Using the material below, copy every line where "Sample" appears.

___ DATA

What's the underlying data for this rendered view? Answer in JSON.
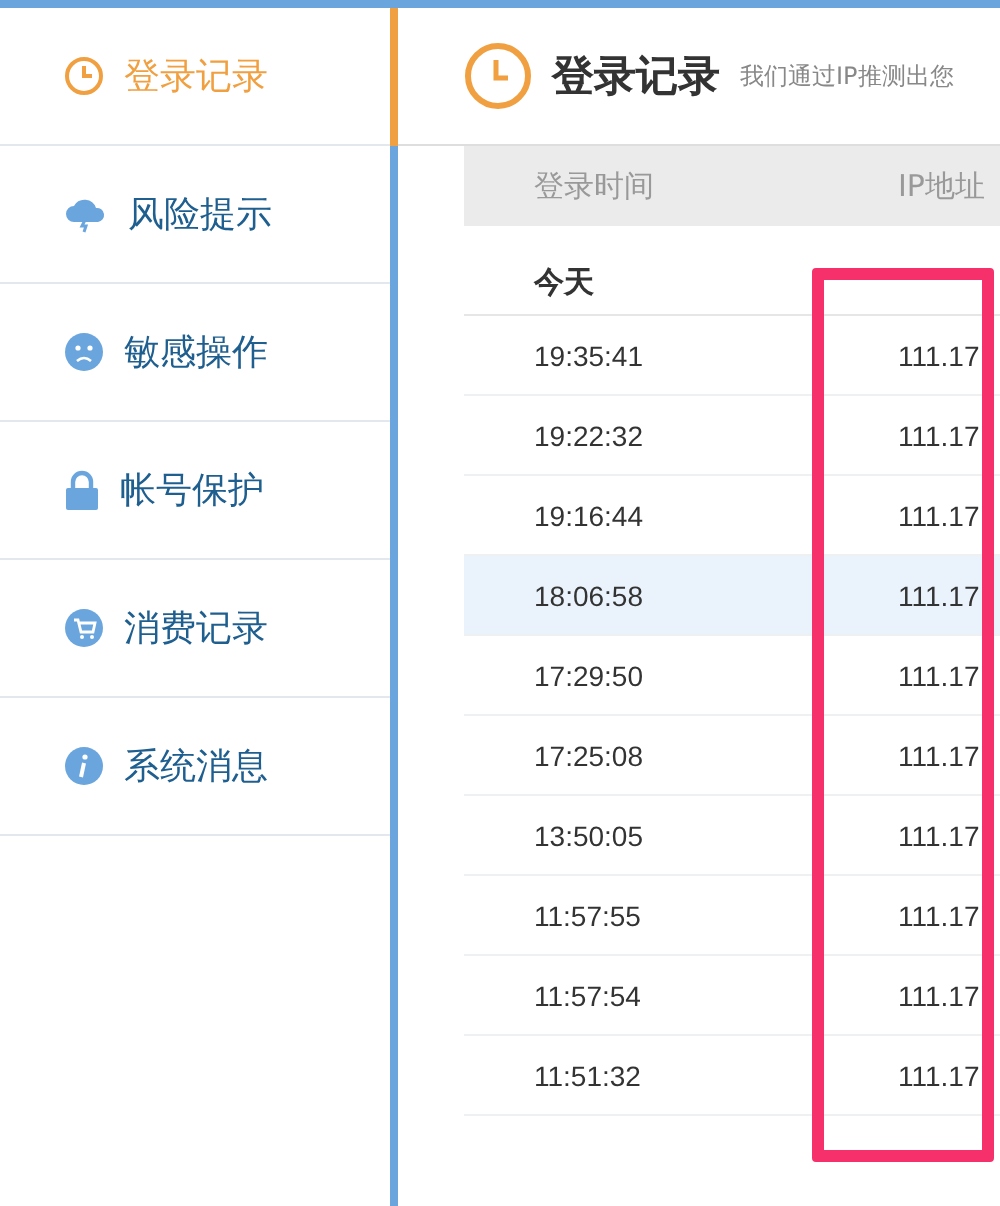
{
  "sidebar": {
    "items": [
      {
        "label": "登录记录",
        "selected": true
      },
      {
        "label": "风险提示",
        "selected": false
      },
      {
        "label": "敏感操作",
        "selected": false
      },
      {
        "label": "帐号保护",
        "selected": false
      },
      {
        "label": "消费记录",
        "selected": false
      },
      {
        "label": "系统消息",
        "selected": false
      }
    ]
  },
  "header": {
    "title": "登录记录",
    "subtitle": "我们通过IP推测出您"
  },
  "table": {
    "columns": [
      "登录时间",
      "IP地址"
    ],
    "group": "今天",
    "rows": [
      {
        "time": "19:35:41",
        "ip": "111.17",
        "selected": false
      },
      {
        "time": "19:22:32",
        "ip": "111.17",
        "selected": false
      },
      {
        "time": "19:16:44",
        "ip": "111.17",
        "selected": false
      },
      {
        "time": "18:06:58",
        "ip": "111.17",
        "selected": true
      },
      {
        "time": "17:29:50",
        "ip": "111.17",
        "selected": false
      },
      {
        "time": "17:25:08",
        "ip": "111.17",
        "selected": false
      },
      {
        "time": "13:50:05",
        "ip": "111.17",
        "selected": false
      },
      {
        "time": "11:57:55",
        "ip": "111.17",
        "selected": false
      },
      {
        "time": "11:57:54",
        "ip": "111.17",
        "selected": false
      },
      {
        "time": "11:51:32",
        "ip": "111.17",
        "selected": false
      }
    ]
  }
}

______
___ DATA

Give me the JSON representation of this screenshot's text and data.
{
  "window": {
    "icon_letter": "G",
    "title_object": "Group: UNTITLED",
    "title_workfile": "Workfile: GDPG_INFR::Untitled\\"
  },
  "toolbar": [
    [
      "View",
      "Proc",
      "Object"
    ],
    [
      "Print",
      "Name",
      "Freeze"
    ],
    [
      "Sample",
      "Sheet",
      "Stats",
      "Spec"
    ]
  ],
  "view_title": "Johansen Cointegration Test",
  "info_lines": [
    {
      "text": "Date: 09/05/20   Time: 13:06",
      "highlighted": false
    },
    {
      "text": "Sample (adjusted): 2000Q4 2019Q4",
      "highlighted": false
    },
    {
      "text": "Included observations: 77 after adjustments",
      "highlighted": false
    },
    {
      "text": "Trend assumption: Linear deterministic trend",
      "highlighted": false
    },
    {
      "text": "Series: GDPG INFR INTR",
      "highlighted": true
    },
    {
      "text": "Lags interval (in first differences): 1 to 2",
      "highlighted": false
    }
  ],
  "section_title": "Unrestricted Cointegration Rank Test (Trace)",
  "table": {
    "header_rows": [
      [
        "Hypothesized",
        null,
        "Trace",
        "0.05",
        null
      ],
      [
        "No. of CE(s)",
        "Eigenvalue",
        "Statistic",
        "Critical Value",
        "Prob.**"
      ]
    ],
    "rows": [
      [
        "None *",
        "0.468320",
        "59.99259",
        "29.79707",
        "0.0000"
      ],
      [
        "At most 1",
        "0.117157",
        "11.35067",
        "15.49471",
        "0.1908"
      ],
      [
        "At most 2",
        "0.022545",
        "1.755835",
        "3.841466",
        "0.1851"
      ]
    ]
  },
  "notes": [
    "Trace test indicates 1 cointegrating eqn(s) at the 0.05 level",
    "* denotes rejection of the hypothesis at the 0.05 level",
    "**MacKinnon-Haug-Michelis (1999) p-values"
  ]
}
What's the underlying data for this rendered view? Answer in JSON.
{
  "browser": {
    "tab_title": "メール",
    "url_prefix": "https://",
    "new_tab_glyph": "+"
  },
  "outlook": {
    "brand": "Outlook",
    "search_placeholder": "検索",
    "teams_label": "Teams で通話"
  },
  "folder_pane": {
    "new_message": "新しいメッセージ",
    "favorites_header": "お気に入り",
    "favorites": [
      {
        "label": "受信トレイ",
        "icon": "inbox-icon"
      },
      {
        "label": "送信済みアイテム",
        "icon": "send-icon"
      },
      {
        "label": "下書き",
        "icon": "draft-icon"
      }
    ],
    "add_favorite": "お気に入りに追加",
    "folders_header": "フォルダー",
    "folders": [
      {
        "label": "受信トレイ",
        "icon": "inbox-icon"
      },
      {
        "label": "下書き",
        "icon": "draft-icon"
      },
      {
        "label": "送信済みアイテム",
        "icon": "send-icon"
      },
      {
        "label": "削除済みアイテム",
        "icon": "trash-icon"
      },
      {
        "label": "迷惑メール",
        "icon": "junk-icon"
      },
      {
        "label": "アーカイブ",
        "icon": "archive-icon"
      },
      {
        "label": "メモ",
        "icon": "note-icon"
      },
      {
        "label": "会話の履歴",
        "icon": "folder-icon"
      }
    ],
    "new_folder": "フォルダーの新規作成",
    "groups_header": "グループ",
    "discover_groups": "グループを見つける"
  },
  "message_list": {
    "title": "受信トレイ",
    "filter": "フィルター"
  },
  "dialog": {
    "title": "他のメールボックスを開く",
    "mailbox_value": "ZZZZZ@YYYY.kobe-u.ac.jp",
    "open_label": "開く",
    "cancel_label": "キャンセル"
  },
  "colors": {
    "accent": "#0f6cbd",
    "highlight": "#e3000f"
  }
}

______

● CORRECT ANSWER
      "Sample",
      "text": "Sample (adjusted): 2000Q4 2019Q4",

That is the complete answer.